MATERIAL FOR THE TASK:
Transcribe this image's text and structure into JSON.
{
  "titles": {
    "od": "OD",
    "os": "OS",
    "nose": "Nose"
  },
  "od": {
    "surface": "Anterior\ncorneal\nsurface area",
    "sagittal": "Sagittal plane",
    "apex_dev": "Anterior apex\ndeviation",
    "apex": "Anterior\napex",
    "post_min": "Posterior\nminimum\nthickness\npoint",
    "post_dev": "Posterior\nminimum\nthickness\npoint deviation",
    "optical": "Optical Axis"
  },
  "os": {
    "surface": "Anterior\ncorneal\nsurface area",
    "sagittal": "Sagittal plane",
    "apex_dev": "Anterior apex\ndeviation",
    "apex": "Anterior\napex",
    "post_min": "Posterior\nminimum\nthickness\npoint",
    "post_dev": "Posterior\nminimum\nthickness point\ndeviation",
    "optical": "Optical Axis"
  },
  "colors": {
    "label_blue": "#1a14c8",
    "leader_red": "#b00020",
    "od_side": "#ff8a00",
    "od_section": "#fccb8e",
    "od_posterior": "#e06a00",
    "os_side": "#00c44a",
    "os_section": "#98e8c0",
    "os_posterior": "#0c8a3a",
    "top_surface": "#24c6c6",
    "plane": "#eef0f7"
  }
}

INSTRUCTION: Return the listing above in full, character for character.

TASK RESPONSE:
Transcribe this image's text and structure into JSON.
{
  "titles": {
    "od": "OD",
    "os": "OS",
    "nose": "Nose"
  },
  "od": {
    "surface": "Anterior\ncorneal\nsurface area",
    "sagittal": "Sagittal plane",
    "apex_dev": "Anterior apex\ndeviation",
    "apex": "Anterior\napex",
    "post_min": "Posterior\nminimum\nthickness\npoint",
    "post_dev": "Posterior\nminimum\nthickness\npoint deviation",
    "optical": "Optical Axis"
  },
  "os": {
    "surface": "Anterior\ncorneal\nsurface area",
    "sagittal": "Sagittal plane",
    "apex_dev": "Anterior apex\ndeviation",
    "apex": "Anterior\napex",
    "post_min": "Posterior\nminimum\nthickness\npoint",
    "post_dev": "Posterior\nminimum\nthickness point\ndeviation",
    "optical": "Optical Axis"
  },
  "colors": {
    "label_blue": "#1a14c8",
    "leader_red": "#b00020",
    "od_side": "#ff8a00",
    "od_section": "#fccb8e",
    "od_posterior": "#e06a00",
    "os_side": "#00c44a",
    "os_section": "#98e8c0",
    "os_posterior": "#0c8a3a",
    "top_surface": "#24c6c6",
    "plane": "#eef0f7"
  }
}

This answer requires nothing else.